**Directions for this task:** Reproduce each record below exactly as written.

* begin Excerpted records *

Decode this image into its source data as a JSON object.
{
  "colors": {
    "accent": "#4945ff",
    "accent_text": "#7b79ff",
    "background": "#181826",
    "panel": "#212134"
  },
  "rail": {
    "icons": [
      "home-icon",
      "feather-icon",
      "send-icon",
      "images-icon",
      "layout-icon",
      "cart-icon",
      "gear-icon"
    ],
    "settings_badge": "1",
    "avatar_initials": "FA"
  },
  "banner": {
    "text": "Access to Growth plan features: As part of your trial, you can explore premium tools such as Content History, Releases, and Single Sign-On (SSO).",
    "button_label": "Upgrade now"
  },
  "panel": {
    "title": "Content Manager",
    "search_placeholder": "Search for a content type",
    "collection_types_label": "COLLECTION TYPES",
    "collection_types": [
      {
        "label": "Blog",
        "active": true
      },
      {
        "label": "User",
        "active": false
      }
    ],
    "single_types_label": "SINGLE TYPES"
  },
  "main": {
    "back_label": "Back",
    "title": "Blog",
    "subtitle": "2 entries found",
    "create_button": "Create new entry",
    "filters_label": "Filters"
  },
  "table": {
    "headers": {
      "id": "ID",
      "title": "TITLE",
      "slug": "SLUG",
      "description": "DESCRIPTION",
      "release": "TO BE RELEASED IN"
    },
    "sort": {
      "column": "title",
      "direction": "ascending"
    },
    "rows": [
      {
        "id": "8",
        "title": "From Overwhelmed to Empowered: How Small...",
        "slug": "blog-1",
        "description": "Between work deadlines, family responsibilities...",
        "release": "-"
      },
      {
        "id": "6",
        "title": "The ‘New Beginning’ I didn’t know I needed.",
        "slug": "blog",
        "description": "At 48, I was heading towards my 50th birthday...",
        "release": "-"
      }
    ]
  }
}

* end Excerpted records *

**Exercise answer:**
Decode this image into its source data as a JSON object.
{
  "colors": {
    "accent": "#4945ff",
    "accent_text": "#7b79ff",
    "background": "#181826",
    "panel": "#212134"
  },
  "rail": {
    "icons": [
      "home-icon",
      "feather-icon",
      "send-icon",
      "images-icon",
      "layout-icon",
      "cart-icon",
      "gear-icon"
    ],
    "settings_badge": "1",
    "avatar_initials": "FA"
  },
  "banner": {
    "text": "Access to Growth plan features: As part of your trial, you can explore premium tools such as Content History, Releases, and Single Sign-On (SSO).",
    "button_label": "Upgrade now"
  },
  "panel": {
    "title": "Content Manager",
    "search_placeholder": "Search for a content type",
    "collection_types_label": "COLLECTION TYPES",
    "collection_types": [
      {
        "label": "Blog",
        "active": true
      },
      {
        "label": "User",
        "active": false
      }
    ],
    "single_types_label": "SINGLE TYPES"
  },
  "main": {
    "back_label": "Back",
    "title": "Blog",
    "subtitle": "2 entries found",
    "create_button": "Create new entry",
    "filters_label": "Filters"
  },
  "table": {
    "headers": {
      "id": "ID",
      "title": "TITLE",
      "slug": "SLUG",
      "description": "DESCRIPTION",
      "release": "TO BE RELEASED IN"
    },
    "sort": {
      "column": "title",
      "direction": "ascending"
    },
    "rows": [
      {
        "id": "8",
        "title": "From Overwhelmed to Empowered: How Small...",
        "slug": "blog-1",
        "description": "Between work deadlines, family responsibilities...",
        "release": "-"
      },
      {
        "id": "6",
        "title": "The ‘New Beginning’ I didn’t know I needed.",
        "slug": "blog",
        "description": "At 48, I was heading towards my 50th birthday...",
        "release": "-"
      }
    ]
  }
}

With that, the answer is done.